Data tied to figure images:
^^^^^^^^

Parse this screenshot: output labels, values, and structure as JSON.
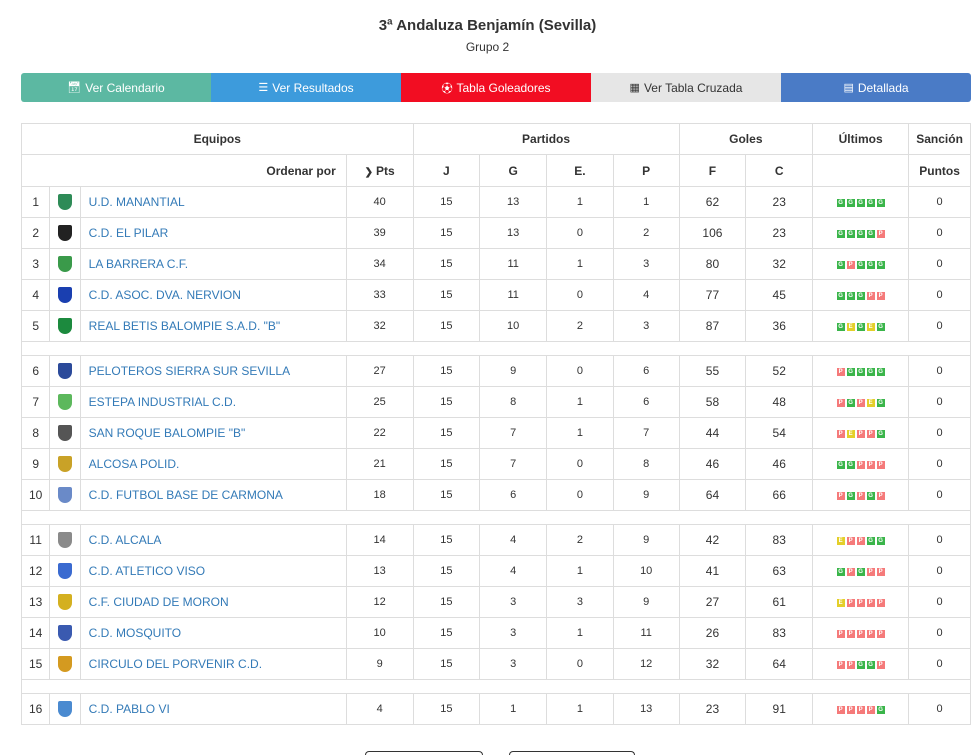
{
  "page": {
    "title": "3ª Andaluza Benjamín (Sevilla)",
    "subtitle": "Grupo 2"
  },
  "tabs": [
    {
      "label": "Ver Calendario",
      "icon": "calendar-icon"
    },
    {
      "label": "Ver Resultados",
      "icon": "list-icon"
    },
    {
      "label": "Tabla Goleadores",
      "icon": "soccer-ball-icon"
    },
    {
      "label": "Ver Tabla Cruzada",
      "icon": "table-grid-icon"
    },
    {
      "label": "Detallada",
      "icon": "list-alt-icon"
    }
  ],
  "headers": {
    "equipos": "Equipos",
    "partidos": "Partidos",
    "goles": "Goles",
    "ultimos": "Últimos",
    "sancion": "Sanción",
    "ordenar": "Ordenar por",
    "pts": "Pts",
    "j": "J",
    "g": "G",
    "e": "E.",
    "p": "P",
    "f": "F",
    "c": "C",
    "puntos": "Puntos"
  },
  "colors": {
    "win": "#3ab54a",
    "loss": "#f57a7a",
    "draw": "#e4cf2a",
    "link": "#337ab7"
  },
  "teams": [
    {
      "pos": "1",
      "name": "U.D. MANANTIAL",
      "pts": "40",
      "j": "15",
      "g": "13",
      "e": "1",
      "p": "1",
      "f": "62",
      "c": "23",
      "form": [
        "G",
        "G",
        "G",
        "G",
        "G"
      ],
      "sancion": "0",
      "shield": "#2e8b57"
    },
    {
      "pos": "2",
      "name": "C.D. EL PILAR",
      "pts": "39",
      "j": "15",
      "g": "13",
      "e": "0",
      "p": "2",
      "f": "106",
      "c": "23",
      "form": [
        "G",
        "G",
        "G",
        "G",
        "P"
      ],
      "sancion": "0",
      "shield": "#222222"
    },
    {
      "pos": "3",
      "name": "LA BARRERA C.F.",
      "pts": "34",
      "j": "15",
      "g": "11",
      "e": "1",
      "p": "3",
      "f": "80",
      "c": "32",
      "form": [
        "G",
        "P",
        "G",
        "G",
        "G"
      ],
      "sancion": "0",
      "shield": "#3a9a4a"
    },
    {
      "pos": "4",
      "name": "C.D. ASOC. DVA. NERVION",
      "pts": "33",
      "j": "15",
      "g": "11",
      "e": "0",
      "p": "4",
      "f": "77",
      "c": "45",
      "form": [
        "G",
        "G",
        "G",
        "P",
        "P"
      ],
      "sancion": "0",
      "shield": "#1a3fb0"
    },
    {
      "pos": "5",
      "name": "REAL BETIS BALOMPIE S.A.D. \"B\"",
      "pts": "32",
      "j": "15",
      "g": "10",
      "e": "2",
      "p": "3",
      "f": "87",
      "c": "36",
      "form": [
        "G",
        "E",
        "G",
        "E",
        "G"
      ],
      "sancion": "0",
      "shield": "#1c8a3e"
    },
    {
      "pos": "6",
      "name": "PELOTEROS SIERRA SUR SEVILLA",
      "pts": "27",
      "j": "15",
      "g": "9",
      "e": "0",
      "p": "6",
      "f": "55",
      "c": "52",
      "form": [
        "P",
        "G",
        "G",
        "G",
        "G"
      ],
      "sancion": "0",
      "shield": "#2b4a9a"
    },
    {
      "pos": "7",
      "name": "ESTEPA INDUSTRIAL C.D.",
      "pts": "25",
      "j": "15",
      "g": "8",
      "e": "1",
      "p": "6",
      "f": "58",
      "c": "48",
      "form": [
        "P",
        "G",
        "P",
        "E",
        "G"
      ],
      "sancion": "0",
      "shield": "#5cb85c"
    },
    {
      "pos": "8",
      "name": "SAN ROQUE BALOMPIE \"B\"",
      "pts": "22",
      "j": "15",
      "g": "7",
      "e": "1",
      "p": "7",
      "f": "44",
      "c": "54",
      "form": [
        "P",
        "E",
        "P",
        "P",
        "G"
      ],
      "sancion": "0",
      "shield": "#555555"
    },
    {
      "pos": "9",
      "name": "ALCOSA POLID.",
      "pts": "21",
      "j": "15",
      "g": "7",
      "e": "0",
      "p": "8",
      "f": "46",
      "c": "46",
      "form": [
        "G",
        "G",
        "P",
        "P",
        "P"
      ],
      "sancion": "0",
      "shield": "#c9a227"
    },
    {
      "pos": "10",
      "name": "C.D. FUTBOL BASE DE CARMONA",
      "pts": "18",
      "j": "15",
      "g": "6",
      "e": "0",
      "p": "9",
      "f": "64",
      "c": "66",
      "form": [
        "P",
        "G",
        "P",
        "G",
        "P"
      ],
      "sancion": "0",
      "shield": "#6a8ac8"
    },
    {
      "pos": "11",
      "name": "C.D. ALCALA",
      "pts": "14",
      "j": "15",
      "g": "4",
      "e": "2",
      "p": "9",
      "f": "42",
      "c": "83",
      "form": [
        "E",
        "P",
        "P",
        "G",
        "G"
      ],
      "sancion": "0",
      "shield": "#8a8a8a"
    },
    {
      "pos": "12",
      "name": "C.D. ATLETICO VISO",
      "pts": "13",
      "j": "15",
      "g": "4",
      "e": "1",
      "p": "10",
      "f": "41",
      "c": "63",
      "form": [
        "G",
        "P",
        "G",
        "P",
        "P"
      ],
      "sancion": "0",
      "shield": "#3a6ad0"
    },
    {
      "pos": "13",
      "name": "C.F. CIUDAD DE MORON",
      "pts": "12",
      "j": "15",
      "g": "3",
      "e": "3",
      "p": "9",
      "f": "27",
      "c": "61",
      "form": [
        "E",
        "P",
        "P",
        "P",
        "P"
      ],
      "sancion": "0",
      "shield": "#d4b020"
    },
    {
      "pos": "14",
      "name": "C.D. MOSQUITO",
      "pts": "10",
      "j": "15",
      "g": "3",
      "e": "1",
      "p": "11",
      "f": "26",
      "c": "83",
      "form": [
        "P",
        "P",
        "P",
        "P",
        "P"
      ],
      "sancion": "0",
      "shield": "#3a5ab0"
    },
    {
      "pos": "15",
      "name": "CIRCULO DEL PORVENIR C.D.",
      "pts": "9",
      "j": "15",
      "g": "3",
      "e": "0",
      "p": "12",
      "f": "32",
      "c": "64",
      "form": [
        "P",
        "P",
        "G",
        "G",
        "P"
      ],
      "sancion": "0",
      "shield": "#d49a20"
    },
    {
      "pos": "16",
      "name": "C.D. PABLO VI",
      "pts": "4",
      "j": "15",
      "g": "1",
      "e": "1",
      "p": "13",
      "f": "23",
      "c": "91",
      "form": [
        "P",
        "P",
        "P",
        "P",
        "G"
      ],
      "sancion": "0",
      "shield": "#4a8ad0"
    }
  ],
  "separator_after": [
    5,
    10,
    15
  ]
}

^^^^^^^^

• TASK REQUIREMENTS:
Go through the preceding material and copy each line that has the word "BALOMPIE".

• OUTPUT:
      "name": "REAL BETIS BALOMPIE S.A.D. \"B\"",
      "name": "SAN ROQUE BALOMPIE \"B\"",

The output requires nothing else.